● WHAT IS REQUIRED
State how many lines of the records contain the string "data". Give the number alone.

----------------------------------------

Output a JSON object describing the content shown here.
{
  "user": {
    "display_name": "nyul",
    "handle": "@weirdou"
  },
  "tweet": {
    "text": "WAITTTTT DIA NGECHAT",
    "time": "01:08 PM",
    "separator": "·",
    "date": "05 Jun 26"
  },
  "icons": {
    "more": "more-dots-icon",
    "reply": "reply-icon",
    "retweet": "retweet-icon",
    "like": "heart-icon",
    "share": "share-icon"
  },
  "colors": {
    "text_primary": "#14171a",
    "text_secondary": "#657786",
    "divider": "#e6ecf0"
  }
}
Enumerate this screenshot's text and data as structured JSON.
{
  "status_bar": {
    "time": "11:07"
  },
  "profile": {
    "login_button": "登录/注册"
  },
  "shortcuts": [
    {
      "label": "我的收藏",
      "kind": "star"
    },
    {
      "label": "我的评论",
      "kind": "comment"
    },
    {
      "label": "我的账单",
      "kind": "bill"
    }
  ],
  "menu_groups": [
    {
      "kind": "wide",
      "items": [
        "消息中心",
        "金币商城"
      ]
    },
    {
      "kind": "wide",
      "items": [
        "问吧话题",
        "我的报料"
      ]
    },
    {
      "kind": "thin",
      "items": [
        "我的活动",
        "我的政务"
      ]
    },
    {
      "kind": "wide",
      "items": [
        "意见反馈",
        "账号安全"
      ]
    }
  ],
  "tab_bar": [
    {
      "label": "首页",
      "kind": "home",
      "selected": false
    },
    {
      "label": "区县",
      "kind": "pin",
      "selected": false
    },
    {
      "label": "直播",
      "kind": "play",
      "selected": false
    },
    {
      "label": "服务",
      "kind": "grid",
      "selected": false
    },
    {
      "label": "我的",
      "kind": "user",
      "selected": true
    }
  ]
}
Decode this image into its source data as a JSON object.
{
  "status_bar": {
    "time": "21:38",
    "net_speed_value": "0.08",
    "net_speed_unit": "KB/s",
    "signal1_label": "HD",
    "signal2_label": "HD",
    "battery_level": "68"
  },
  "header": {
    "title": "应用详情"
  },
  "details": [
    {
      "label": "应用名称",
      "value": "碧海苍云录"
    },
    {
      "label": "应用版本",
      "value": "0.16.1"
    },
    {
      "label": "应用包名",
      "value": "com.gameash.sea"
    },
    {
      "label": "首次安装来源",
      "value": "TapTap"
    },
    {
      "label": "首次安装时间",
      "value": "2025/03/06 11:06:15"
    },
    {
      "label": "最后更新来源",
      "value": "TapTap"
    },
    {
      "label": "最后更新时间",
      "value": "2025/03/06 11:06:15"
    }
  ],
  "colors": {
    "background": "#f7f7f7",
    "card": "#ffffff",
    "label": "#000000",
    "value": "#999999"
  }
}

----------------------------------------

● SOLUTION TO THIS TASK
2